- GIVEN INFORMATION
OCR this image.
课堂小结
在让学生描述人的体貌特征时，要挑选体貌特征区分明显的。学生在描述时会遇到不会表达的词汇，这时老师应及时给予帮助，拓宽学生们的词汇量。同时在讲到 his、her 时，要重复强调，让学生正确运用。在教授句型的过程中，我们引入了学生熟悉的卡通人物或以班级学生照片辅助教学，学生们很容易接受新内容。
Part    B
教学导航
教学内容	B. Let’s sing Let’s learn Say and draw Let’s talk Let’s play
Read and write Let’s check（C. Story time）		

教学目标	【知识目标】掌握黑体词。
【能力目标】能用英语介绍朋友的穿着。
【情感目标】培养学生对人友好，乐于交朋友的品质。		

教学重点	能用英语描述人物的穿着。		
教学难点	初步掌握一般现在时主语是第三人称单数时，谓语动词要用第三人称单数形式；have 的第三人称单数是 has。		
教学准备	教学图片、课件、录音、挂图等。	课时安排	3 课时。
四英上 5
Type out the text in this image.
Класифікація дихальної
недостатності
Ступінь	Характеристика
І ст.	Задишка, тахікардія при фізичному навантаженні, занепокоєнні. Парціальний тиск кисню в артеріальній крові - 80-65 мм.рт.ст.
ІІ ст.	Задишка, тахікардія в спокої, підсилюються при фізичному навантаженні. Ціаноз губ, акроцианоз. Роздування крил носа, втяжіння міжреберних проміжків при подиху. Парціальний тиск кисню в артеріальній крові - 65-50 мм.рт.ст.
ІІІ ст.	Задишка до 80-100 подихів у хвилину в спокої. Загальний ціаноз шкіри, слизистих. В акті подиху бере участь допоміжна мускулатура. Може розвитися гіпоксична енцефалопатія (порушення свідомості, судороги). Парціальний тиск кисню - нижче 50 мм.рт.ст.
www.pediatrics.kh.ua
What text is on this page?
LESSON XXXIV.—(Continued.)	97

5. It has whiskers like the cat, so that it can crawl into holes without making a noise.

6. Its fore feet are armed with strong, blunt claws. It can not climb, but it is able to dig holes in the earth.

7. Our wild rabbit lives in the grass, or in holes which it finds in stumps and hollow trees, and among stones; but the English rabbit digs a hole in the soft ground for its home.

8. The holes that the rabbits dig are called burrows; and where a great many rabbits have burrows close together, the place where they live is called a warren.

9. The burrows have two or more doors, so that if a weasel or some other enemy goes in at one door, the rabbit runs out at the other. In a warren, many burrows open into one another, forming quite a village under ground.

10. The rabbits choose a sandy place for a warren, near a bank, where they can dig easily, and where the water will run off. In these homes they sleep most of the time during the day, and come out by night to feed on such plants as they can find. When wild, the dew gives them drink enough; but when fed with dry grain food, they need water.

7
==
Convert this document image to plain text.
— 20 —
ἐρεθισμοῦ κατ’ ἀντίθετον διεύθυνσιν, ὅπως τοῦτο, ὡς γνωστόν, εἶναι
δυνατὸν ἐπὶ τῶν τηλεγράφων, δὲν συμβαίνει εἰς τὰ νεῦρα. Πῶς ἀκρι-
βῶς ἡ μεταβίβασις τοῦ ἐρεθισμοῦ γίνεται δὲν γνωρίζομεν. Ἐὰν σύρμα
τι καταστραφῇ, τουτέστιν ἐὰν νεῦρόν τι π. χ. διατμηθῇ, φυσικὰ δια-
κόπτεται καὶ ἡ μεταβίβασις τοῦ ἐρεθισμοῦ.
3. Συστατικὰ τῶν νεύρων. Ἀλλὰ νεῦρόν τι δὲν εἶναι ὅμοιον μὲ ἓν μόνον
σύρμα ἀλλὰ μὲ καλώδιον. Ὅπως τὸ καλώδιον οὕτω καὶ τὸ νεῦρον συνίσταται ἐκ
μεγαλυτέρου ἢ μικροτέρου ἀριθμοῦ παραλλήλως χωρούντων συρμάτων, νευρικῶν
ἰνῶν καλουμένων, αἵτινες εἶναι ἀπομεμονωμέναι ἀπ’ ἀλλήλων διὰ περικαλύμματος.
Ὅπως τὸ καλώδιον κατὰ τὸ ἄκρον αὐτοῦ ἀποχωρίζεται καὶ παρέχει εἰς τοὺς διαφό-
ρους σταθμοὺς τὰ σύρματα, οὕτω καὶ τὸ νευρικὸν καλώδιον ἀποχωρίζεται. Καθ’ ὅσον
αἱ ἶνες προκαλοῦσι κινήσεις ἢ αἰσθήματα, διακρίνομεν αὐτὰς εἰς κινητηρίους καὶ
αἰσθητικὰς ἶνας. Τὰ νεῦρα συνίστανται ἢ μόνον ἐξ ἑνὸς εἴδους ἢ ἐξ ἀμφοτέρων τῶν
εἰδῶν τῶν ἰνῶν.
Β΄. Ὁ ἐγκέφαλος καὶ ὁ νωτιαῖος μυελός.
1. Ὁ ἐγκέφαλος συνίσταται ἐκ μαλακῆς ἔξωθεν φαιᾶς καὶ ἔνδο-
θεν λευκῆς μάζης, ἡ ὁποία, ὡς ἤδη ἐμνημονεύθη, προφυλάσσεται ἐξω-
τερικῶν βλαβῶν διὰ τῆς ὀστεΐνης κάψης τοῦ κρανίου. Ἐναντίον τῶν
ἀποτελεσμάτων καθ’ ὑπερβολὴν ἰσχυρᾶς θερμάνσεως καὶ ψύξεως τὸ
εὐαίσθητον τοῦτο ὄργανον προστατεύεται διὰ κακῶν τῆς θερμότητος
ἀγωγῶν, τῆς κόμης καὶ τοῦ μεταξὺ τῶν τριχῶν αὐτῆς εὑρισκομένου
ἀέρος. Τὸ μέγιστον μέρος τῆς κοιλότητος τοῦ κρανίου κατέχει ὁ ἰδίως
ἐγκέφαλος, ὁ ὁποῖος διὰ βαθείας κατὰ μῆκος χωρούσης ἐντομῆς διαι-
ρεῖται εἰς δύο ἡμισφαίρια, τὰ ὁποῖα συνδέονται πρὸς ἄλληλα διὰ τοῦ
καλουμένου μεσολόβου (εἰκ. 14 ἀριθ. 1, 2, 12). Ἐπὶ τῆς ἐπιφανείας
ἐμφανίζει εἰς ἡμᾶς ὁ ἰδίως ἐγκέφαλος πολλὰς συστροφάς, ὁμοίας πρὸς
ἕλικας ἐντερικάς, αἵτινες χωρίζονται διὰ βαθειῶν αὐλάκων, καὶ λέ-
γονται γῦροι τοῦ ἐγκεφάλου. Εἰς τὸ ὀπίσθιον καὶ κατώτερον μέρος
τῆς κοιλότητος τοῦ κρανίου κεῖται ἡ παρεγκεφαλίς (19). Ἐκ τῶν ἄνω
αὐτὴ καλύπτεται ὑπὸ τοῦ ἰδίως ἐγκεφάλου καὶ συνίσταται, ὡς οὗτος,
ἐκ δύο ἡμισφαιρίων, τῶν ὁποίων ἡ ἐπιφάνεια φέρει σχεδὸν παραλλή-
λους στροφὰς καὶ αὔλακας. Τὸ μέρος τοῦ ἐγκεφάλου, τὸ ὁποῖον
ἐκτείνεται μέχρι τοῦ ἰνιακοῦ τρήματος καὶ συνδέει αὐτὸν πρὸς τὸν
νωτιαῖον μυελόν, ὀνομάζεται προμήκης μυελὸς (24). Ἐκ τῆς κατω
--
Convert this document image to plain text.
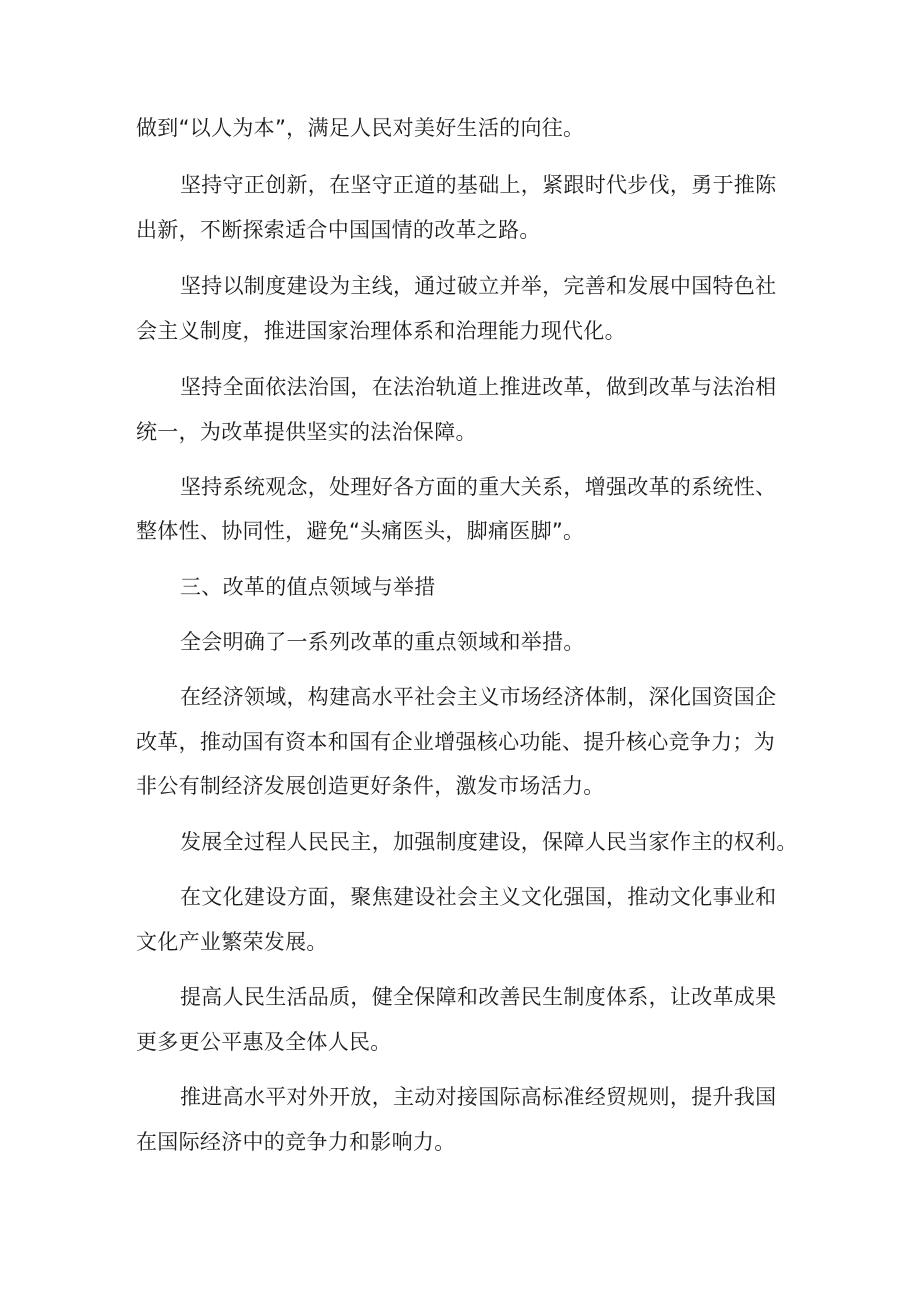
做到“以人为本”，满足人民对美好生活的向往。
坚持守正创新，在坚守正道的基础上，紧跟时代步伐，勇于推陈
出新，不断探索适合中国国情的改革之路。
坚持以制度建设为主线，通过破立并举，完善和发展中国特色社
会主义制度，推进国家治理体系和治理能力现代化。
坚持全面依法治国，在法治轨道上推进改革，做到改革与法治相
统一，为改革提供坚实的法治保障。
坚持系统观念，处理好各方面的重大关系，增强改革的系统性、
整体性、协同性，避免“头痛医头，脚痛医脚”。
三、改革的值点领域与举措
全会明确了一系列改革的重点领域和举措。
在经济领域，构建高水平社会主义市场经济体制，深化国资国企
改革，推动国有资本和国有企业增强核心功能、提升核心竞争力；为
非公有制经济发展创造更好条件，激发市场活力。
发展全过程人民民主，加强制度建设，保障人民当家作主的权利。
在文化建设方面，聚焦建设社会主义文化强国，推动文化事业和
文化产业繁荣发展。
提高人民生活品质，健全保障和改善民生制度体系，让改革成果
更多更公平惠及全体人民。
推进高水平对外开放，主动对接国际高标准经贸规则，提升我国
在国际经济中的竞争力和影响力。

- TASK BRIEF
Search the records for the word "holes". Copy every line that has it.

- SOLVED PROBLEM
5. It has whiskers like the cat, so that it can crawl into holes without making a noise.
6. Its fore feet are armed with strong, blunt claws. It can not climb, but it is able to dig holes in the earth.
7. Our wild rabbit lives in the grass, or in holes which it finds in stumps and hollow trees, and among stones; but the English rabbit digs a hole in the soft ground for its home.
8. The holes that the rabbits dig are called burrows; and where a great many rabbits have burrows close together, the place where they live is called a warren.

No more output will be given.